**Do this:** Draw out every line with the word "JSON" from the listing below.

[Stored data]
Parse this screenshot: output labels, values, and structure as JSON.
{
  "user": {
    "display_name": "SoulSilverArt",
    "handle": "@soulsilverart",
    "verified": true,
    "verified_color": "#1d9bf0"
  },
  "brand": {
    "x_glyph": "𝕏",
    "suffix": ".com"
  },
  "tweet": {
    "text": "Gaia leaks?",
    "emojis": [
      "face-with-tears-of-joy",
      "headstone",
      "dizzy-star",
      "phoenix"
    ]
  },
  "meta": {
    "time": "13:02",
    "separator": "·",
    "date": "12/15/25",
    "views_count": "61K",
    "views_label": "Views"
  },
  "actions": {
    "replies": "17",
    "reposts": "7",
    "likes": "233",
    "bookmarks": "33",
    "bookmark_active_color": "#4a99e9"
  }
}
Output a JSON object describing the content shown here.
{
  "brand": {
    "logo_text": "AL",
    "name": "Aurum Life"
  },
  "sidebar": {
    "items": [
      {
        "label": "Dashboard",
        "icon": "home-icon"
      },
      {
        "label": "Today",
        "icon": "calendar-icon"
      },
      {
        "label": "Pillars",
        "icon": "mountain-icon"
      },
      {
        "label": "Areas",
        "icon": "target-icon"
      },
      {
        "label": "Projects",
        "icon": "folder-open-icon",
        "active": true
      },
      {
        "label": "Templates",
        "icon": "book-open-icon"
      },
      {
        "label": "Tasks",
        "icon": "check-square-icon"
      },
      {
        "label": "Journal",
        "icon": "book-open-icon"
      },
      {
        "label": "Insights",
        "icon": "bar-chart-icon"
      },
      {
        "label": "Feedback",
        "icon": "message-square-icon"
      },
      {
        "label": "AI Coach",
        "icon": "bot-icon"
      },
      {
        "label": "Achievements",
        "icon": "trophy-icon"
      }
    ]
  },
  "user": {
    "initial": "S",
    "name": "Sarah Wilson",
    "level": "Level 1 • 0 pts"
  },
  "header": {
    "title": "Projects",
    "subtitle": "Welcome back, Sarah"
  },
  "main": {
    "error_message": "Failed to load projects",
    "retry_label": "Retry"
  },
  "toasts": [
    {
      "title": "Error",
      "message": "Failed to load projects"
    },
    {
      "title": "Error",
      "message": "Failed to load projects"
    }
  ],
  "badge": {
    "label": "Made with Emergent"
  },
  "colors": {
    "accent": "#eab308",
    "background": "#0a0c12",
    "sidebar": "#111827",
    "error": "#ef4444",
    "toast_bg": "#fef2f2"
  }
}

**Output for this task:**
Parse this screenshot: output labels, values, and structure as JSON.
Output a JSON object describing the content shown here.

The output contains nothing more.